— start of The data —

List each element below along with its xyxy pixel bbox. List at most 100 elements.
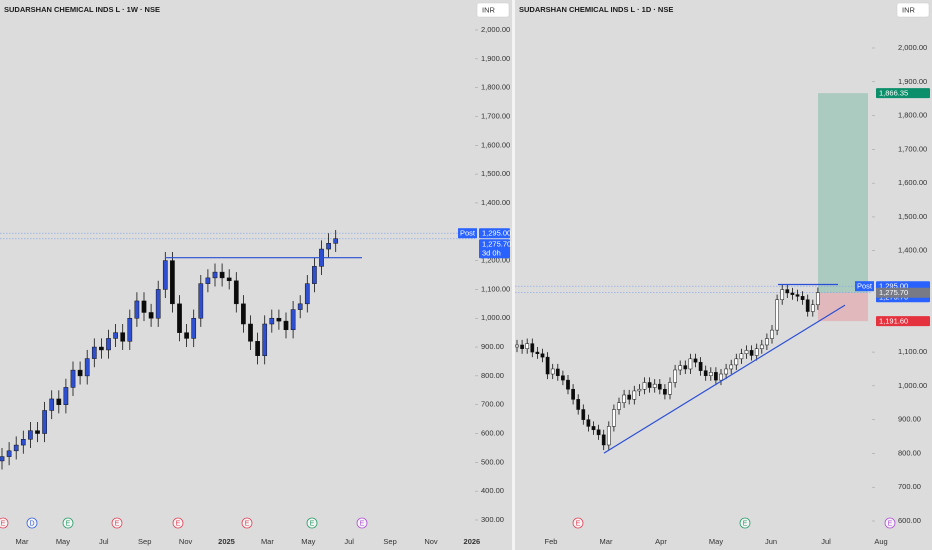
candle-body	[106, 338, 111, 351]
candle-body	[141, 300, 147, 313]
candle-body	[77, 369, 83, 377]
x-tick-label: Sep	[383, 537, 396, 546]
price-high-label: 1,295.00	[879, 282, 908, 291]
currency-box	[896, 2, 930, 18]
candle-body	[708, 372, 713, 376]
candle-body	[693, 358, 698, 363]
candle-body	[233, 280, 239, 305]
candle-body	[312, 266, 317, 284]
event-marker	[26, 517, 38, 529]
candle-body	[668, 382, 672, 395]
y-tick-label: 1,500.00	[898, 212, 927, 221]
y-tick-label: 1,000.00	[898, 381, 927, 390]
candle-body	[84, 358, 90, 377]
event-label: E	[176, 520, 181, 527]
currency-box	[476, 2, 510, 18]
candle-body	[248, 323, 253, 342]
candle-body	[219, 271, 225, 279]
x-tick-label: Mar	[16, 537, 29, 546]
candle-body	[739, 353, 744, 360]
y-tick-label: 1,800.00	[481, 83, 510, 92]
candle-body	[596, 429, 601, 436]
candle-body	[113, 332, 118, 339]
y-tick-label: 700.00	[898, 482, 921, 491]
candle-body	[515, 344, 519, 348]
candle-body	[326, 243, 331, 250]
event-marker	[572, 517, 584, 529]
x-tick-label: Sep	[138, 537, 151, 546]
candle-body	[673, 369, 677, 383]
candle-body	[162, 260, 168, 290]
x-tick-label: May	[301, 537, 315, 546]
chart-title: SUDARSHAN CHEMICAL INDS L · 1W · NSE	[4, 5, 160, 14]
y-tick-label: 800.00	[898, 448, 921, 457]
candle-body	[657, 383, 662, 390]
post-label: Post	[857, 282, 873, 291]
candle-body	[719, 373, 723, 381]
candle-body	[555, 368, 560, 376]
candle-body	[622, 394, 626, 403]
candle-body	[297, 303, 303, 310]
y-tick-label: 500.00	[481, 457, 504, 466]
candle-body	[304, 283, 310, 305]
event-label: E	[245, 520, 250, 527]
event-label: E	[576, 520, 581, 527]
trend-line	[603, 304, 846, 454]
entry-label-bg	[876, 287, 930, 298]
candle-body	[134, 300, 140, 319]
event-label: E	[115, 520, 120, 527]
y-tick-label: 1,700.00	[898, 144, 927, 153]
candle-body	[642, 382, 647, 390]
currency: INR	[902, 5, 916, 14]
candle-body	[627, 394, 632, 400]
candle-body	[520, 344, 524, 349]
candle-body	[269, 317, 275, 325]
candle-body	[205, 277, 211, 284]
candle-body	[785, 289, 790, 294]
candle-body	[262, 323, 268, 356]
candle-body	[632, 390, 637, 400]
x-tick-label: 2025	[218, 537, 235, 546]
candle-body	[571, 388, 575, 400]
candle-body	[212, 271, 218, 279]
x-tick-label: Jun	[765, 537, 777, 546]
candle-body	[637, 388, 642, 392]
candle-body	[566, 379, 570, 390]
candle-body	[49, 398, 55, 411]
stop-label: 1,191.60	[879, 317, 908, 326]
candle-body	[63, 387, 69, 405]
candle-body	[290, 309, 296, 331]
chart-title: SUDARSHAN CHEMICAL INDS L · 1D · NSE	[519, 5, 673, 14]
candle-body	[765, 338, 769, 346]
candle-body	[127, 317, 133, 342]
candle-body	[663, 388, 667, 395]
y-tick-label: 1,900.00	[898, 77, 927, 86]
y-tick-label: 300.00	[481, 515, 504, 524]
candle-body	[120, 332, 126, 342]
candle-body	[790, 292, 795, 295]
x-tick-label: Mar	[261, 537, 274, 546]
candle-body	[754, 348, 759, 356]
event-marker	[172, 517, 184, 529]
x-tick-label: Jul	[99, 537, 109, 546]
price-last-label: 1,275.70	[482, 240, 511, 249]
target-label-bg	[876, 88, 930, 99]
y-tick-label: 1,600.00	[898, 178, 927, 187]
target-zone	[818, 93, 868, 293]
candle-body	[744, 350, 749, 355]
entry-label: 1,275.70	[879, 288, 908, 297]
candle-body	[530, 343, 535, 353]
stop-label-bg	[876, 316, 930, 327]
candle-body	[770, 329, 774, 339]
countdown-label-bg	[479, 248, 510, 259]
event-marker	[356, 517, 368, 529]
candle-body	[612, 409, 616, 427]
candle-body	[734, 358, 739, 366]
y-tick-label: 800.00	[481, 371, 504, 380]
y-tick-label: 400.00	[481, 486, 504, 495]
candle-body	[535, 351, 540, 355]
candle-body	[576, 399, 581, 410]
x-tick-label: Jul	[344, 537, 354, 546]
candle-body	[70, 369, 76, 388]
x-tick-label: Feb	[545, 537, 558, 546]
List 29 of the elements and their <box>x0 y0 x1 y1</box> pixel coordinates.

— end of The data —

Exercise objective
Rewrite the listing lines above, from the one containing "338, 111, 351]" through the one containing "212, 927, 221]", inclusive, with "candle-body" replaced by "candle" and nothing else changed.

Solution to the exercise
candle	[106, 338, 111, 351]
candle	[141, 300, 147, 313]
candle	[77, 369, 83, 377]
x-tick-label: Sep	[383, 537, 396, 546]
price-high-label: 1,295.00	[879, 282, 908, 291]
currency-box	[896, 2, 930, 18]
candle	[708, 372, 713, 376]
candle	[693, 358, 698, 363]
candle	[233, 280, 239, 305]
candle	[312, 266, 317, 284]
event-marker	[26, 517, 38, 529]
candle	[668, 382, 672, 395]
y-tick-label: 1,500.00	[898, 212, 927, 221]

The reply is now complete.